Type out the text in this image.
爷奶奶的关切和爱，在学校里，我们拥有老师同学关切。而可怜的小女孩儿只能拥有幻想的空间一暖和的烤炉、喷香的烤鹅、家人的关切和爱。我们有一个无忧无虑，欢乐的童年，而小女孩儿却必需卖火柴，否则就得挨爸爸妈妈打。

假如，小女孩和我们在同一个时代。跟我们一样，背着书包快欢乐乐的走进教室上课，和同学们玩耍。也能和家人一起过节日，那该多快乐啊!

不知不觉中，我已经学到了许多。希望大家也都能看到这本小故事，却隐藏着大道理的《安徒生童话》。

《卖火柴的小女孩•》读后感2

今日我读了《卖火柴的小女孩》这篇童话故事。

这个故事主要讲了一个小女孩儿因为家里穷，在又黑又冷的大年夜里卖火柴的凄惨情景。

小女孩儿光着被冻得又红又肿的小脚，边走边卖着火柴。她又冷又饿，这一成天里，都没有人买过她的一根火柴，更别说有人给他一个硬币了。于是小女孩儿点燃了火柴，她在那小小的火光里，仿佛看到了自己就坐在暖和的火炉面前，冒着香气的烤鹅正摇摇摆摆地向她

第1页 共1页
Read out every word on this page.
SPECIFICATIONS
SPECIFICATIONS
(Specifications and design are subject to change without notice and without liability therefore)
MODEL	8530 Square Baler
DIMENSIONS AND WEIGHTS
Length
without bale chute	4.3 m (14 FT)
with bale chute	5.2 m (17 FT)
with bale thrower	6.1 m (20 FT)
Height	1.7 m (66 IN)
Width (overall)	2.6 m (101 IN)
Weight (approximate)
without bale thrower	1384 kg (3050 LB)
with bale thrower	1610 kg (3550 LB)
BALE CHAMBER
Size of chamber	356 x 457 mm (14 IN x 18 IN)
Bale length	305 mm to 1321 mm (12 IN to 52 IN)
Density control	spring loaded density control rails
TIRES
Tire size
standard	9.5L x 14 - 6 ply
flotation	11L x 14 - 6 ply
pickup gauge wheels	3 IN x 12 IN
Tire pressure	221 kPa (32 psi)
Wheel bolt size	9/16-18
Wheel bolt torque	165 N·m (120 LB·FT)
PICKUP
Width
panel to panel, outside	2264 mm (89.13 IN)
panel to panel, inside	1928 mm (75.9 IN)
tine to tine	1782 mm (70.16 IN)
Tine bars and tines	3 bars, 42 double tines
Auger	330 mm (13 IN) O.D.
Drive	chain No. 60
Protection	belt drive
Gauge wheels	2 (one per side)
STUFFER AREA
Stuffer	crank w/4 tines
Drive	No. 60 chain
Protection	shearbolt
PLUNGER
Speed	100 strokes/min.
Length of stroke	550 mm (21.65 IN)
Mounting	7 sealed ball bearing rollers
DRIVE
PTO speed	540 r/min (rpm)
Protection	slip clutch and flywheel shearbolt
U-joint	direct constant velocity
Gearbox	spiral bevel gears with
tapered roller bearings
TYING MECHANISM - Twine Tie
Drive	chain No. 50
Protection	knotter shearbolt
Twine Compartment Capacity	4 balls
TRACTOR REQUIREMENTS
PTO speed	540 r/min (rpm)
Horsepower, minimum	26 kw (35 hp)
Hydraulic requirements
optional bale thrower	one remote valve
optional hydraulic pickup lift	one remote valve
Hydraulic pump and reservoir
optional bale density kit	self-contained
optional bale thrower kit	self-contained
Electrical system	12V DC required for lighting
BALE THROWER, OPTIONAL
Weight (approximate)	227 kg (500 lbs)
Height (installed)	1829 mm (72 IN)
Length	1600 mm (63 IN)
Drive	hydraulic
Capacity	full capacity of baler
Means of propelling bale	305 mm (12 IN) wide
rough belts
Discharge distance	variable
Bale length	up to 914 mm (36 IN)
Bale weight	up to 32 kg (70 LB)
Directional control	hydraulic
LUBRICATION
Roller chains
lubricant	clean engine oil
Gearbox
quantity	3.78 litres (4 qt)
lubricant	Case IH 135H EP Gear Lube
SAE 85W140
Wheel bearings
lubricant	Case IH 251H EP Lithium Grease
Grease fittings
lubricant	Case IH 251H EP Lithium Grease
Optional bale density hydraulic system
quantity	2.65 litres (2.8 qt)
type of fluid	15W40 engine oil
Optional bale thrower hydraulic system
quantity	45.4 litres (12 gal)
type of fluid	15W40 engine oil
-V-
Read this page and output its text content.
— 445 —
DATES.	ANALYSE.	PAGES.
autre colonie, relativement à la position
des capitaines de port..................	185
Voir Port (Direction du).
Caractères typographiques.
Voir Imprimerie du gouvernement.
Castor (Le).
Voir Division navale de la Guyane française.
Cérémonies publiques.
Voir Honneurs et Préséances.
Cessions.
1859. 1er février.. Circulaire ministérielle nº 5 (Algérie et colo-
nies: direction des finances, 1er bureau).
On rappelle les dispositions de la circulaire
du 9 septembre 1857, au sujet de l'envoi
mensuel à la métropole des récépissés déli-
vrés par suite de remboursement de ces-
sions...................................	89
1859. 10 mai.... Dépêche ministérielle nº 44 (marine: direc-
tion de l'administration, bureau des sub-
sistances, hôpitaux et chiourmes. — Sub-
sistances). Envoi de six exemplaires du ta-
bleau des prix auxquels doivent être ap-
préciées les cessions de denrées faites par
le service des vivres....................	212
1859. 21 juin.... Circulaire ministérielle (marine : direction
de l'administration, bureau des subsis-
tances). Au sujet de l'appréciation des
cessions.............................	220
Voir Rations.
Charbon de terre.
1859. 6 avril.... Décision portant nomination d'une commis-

**Task to carry out:** In the entries above, find every line holding the word "self" and copy it out.

**Solution to this task:**
optional bale density kit	self-contained
optional bale thrower kit	self-contained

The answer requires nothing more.